● **Stated task**:
Across the entries below, count the lines in which the word "Тула" occurs. Reply with the count alone.

[Data entries]
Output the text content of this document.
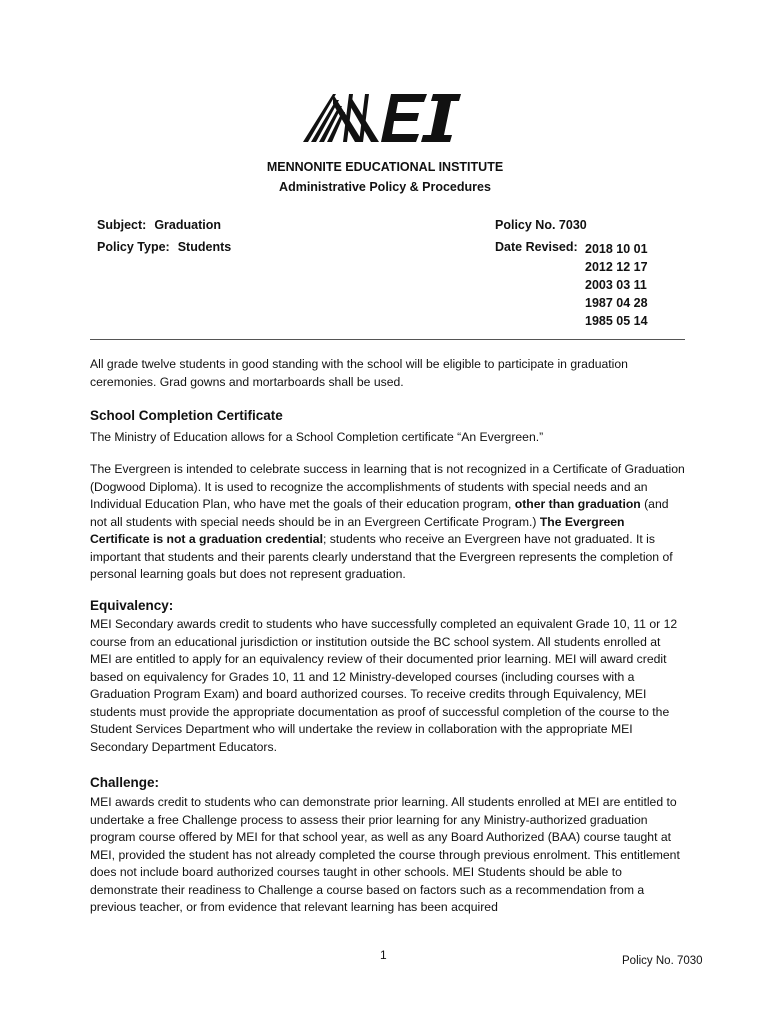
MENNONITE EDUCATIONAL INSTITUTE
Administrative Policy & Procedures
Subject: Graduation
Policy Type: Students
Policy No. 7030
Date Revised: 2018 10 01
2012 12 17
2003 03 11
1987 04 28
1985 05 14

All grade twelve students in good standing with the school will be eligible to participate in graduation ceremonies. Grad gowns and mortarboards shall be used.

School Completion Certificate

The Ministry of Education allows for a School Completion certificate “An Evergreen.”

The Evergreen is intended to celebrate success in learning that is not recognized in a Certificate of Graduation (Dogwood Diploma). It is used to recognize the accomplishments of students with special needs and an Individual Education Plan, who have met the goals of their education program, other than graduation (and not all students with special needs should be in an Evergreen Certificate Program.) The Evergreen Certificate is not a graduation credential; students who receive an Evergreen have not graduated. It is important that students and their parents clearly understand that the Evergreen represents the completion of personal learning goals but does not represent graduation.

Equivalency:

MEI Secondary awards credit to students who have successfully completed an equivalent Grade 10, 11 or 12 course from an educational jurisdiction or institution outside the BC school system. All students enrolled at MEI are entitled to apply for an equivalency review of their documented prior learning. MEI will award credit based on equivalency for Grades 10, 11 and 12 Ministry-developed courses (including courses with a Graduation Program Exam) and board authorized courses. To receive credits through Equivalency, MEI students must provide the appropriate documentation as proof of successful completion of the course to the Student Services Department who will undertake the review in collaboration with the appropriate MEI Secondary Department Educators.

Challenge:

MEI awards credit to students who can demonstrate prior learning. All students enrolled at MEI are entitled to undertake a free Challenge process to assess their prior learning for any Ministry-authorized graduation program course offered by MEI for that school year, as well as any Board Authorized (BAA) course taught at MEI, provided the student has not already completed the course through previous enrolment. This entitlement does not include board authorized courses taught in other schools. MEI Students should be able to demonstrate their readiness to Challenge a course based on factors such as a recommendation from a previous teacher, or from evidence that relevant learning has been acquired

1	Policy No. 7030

---

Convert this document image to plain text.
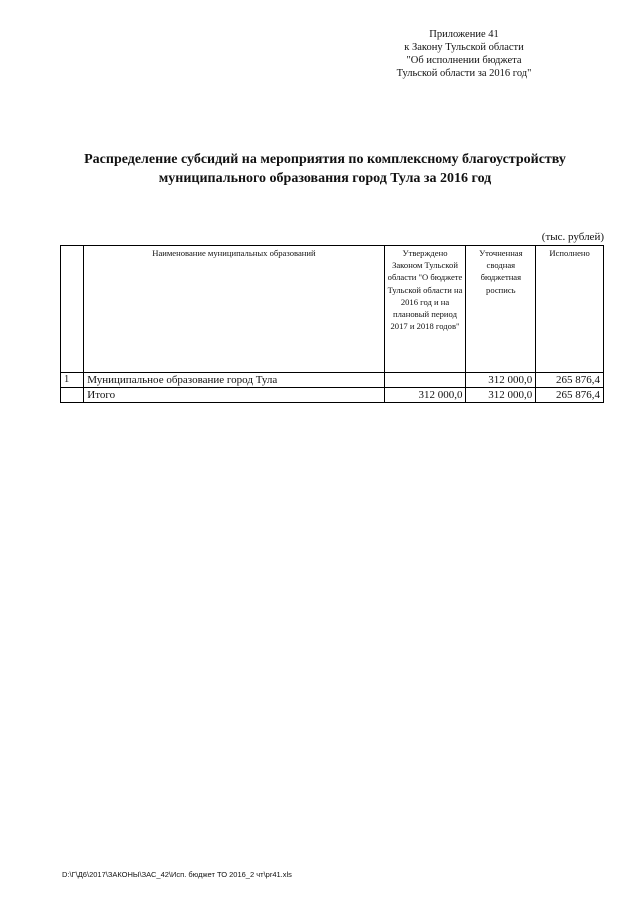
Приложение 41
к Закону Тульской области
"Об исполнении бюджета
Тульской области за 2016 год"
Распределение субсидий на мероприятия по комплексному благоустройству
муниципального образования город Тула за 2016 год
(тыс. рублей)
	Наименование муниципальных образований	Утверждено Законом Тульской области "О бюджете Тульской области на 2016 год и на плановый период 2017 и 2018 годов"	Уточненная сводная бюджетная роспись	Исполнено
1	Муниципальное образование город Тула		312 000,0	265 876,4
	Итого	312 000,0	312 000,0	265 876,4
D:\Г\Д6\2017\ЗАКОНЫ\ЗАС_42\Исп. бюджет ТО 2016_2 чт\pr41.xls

● **Response**:
2